** start Data **

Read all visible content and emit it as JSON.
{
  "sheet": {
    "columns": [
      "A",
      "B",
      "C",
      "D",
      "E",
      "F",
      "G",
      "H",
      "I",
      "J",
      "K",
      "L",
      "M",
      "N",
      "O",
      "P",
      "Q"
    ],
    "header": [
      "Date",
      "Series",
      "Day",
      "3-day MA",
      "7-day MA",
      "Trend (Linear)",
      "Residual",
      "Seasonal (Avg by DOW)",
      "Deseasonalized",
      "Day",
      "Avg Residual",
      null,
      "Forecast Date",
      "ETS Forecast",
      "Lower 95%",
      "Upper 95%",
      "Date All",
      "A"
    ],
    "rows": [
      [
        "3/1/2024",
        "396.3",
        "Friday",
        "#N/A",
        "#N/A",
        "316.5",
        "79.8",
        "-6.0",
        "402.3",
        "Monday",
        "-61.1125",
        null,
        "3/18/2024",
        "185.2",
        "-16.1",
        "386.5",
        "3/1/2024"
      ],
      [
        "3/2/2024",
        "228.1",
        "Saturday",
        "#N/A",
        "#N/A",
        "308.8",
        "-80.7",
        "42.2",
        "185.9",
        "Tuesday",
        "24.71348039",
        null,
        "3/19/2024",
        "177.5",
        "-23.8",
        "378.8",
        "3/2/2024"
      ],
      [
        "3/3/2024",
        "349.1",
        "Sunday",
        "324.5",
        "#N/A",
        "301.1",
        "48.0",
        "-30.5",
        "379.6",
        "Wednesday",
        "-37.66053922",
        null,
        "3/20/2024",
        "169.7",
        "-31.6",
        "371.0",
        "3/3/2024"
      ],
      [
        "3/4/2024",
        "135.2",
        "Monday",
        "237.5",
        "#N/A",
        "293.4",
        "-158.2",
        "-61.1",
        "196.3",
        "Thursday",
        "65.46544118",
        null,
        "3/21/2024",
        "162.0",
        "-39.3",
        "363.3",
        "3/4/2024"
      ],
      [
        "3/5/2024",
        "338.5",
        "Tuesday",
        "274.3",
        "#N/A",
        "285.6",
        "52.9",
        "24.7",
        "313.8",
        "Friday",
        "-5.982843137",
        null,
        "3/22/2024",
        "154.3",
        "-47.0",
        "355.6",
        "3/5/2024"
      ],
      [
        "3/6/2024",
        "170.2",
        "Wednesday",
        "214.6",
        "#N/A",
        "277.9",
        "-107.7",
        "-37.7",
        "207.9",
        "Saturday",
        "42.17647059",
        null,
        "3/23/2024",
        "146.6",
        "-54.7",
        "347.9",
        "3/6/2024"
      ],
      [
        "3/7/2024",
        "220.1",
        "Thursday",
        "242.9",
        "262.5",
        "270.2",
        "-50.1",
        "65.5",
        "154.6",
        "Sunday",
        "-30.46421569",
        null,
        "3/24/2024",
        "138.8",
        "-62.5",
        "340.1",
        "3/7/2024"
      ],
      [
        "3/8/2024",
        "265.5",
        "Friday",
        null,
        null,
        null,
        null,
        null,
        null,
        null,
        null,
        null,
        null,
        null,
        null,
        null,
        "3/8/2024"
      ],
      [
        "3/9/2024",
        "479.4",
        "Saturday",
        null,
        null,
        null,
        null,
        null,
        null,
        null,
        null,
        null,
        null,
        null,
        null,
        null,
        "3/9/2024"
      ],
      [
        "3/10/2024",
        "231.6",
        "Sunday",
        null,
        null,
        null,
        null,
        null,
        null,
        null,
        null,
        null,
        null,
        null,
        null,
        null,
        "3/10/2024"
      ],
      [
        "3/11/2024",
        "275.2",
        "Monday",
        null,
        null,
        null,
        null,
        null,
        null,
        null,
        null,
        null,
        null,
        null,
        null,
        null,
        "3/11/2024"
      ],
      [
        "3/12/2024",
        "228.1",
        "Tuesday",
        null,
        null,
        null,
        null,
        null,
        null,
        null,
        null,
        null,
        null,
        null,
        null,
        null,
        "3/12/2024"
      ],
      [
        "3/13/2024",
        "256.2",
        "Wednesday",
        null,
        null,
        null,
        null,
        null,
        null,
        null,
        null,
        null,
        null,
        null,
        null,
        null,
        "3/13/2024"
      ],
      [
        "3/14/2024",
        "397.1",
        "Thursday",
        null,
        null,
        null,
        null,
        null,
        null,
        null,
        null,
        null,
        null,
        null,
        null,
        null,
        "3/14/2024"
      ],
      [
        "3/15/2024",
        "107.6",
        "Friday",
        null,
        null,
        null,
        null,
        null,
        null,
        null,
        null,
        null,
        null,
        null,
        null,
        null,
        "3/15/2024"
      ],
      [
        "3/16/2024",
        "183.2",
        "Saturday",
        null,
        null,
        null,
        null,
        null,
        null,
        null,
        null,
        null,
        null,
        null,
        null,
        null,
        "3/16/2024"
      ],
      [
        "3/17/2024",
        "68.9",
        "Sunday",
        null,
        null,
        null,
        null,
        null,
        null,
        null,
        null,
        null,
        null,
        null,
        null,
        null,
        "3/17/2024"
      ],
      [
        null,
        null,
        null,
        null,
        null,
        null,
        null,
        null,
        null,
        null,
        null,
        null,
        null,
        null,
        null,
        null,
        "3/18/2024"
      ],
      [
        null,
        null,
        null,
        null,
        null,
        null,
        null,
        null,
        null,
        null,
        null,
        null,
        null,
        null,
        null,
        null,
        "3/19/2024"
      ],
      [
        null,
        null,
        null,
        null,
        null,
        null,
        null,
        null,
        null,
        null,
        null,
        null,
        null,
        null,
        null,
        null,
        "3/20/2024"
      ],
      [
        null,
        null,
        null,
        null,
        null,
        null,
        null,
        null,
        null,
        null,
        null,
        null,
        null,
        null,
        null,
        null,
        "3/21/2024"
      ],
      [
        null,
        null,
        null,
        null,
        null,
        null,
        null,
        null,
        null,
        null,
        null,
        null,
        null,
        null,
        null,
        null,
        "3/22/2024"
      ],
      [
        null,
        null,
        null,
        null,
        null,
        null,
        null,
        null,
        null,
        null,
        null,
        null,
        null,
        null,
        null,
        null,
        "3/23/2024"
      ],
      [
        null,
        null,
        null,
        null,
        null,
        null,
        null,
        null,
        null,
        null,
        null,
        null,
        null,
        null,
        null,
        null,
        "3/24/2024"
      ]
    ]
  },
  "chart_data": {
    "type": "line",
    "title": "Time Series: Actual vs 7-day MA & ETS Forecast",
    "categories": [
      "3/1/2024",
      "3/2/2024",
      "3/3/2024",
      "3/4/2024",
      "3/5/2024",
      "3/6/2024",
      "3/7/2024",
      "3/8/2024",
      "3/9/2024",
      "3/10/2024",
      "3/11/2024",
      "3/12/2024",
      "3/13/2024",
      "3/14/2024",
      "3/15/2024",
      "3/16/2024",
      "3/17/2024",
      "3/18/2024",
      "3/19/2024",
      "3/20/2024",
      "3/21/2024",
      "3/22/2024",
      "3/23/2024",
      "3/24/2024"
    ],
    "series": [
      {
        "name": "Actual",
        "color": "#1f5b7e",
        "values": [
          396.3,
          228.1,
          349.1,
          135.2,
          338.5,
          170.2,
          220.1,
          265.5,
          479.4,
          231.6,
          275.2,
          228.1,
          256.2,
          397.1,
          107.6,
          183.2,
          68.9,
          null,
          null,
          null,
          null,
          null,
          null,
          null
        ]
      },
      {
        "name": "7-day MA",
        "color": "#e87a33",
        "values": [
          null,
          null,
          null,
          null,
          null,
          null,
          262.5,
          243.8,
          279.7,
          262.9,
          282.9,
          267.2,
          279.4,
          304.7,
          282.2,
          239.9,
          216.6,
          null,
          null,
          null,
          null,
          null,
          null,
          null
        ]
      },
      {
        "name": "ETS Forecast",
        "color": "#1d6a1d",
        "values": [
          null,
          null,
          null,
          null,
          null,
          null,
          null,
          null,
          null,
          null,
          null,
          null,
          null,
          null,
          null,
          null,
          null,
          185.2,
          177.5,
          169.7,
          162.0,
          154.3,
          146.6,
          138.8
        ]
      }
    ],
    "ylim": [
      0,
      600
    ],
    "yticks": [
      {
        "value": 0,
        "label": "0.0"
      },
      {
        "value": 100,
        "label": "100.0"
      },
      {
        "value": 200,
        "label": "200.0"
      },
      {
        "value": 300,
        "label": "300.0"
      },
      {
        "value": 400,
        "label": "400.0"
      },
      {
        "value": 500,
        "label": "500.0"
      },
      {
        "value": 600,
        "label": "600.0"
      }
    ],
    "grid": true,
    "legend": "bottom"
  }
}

** end Data **

### Given request:
Lines that include the word "name" are to be extracted from the data above.

### Output below:
        "name": "Actual",
        "name": "7-day MA",
        "name": "ETS Forecast",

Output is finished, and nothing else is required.